Thibaud de Marly
Theobald von Marly, Theobald von Vaux-de-Cernay
9. Abt des Klosters Vaux-de-Cernay 1235–1247, Heiliger
* um 1200
† 7. Dez. 1247
Thibaud (oder Thibault) de Marly entstammte einem Seitenzweig des Adelsgeschlechts der Montmorency. Geboren als ältester Sohn Bouchards I. von Montmorency-Marly († 1226), ein Ritter des Albigenserkreuzzuges, und der Mathilde von Châteaufort, war er ein Enkel König Ludwigs VI. Er wuchs am Hof König Philipps II. August von Frankreich auf und wurde zum Ritter ausgebildet, trat aber 1226 in die Zisterzienserabtei Vaux-de-Cernay ein. Um 1230 wurde er dort Prior und nach dem Tod seines Vorgängers Richard (†13. Juni 1235) zum Abt gewählt.

□ □ □ □

• **Kurzaufgabe 1**
Geben Sie den Abschnitt über Thibaud de Marly von „Thibaud de Marly“ bis hinunter zu „zum Abt gewählt.“ erneut wieder und setzen Sie dabei „Subprior“ an die Stelle von „Prior“.
• **Kurzaufgabe 2**
In welchem Jahr trat Thibaud de Marly laut dem Abschnitt über ihn in die Zisterzienserabtei Vaux-de-Cernay ein?

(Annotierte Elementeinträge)
□ □ □ □

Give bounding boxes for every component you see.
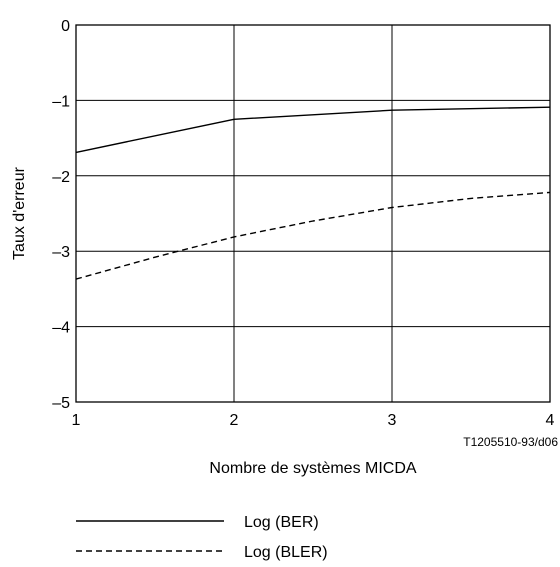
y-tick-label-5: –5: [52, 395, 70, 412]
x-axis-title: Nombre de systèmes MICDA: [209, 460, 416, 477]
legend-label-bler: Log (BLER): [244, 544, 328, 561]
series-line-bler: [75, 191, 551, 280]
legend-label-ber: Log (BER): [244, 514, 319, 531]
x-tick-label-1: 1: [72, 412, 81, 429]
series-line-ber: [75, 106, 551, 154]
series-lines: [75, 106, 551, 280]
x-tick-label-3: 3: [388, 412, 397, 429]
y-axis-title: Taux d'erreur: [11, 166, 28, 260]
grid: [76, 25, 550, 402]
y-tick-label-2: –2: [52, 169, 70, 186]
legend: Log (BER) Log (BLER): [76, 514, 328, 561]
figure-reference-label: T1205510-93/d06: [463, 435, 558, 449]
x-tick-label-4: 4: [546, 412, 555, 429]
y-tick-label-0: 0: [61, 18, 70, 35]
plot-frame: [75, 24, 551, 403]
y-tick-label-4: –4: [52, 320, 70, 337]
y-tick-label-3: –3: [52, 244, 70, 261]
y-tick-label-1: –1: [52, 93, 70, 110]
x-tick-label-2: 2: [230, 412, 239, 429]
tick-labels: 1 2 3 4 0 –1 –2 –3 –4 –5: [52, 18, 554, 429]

□ □ □ □

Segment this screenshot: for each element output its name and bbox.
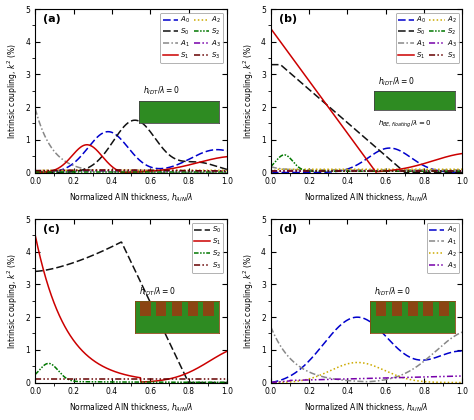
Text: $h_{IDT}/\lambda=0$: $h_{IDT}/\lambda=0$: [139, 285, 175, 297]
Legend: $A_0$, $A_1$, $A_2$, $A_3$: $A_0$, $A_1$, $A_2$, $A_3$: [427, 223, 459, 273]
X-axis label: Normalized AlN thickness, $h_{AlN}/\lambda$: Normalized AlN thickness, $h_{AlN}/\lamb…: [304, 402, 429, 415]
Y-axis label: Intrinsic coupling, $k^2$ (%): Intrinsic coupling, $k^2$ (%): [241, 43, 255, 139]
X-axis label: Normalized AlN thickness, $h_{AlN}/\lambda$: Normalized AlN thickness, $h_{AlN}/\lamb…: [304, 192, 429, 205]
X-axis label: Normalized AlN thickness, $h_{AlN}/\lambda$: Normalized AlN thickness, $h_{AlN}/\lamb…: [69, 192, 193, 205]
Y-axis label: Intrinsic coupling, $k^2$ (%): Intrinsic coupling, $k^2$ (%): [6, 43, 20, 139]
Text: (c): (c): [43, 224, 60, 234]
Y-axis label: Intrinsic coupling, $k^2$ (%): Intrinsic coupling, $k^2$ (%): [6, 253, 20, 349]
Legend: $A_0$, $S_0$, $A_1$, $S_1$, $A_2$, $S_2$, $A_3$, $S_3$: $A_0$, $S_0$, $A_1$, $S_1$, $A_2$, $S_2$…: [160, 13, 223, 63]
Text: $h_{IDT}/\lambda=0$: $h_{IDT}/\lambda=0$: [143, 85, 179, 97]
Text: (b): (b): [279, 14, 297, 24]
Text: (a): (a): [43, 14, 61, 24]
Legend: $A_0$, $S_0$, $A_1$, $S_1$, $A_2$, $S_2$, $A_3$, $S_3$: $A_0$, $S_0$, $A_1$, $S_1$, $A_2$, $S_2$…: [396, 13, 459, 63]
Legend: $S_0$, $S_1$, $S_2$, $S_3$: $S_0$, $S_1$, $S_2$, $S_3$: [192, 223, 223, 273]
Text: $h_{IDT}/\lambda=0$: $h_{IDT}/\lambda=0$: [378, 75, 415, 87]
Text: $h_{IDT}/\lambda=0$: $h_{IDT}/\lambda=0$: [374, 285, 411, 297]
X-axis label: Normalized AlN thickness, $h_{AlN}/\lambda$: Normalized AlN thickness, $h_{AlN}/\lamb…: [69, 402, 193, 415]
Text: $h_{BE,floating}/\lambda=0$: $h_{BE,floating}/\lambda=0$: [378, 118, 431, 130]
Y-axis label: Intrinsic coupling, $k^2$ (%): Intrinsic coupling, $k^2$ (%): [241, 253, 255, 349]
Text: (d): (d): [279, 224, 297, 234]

□ □ □ □

• **Erwartete Ausgabe 1**
Thibaud de Marly
Theobald von Marly, Theobald von Vaux-de-Cernay
9. Abt des Klosters Vaux-de-Cernay 1235–1247, Heiliger
* um 1200
† 7. Dez. 1247
Thibaud (oder Thibault) de Marly entstammte einem Seitenzweig des Adelsgeschlechts der Montmorency. Geboren als ältester Sohn Bouchards I. von Montmorency-Marly († 1226), ein Ritter des Albigenserkreuzzuges, und der Mathilde von Châteaufort, war er ein Enkel König Ludwigs VI. Er wuchs am Hof König Philipps II. August von Frankreich auf und wurde zum Ritter ausgebildet, trat aber 1226 in die Zisterzienserabtei Vaux-de-Cernay ein. Um 1230 wurde er dort Subprior und nach dem Tod seines Vorgängers Richard (†13. Juni 1235) zum Abt gewählt.

• **Erwartete Ausgabe 2**
1226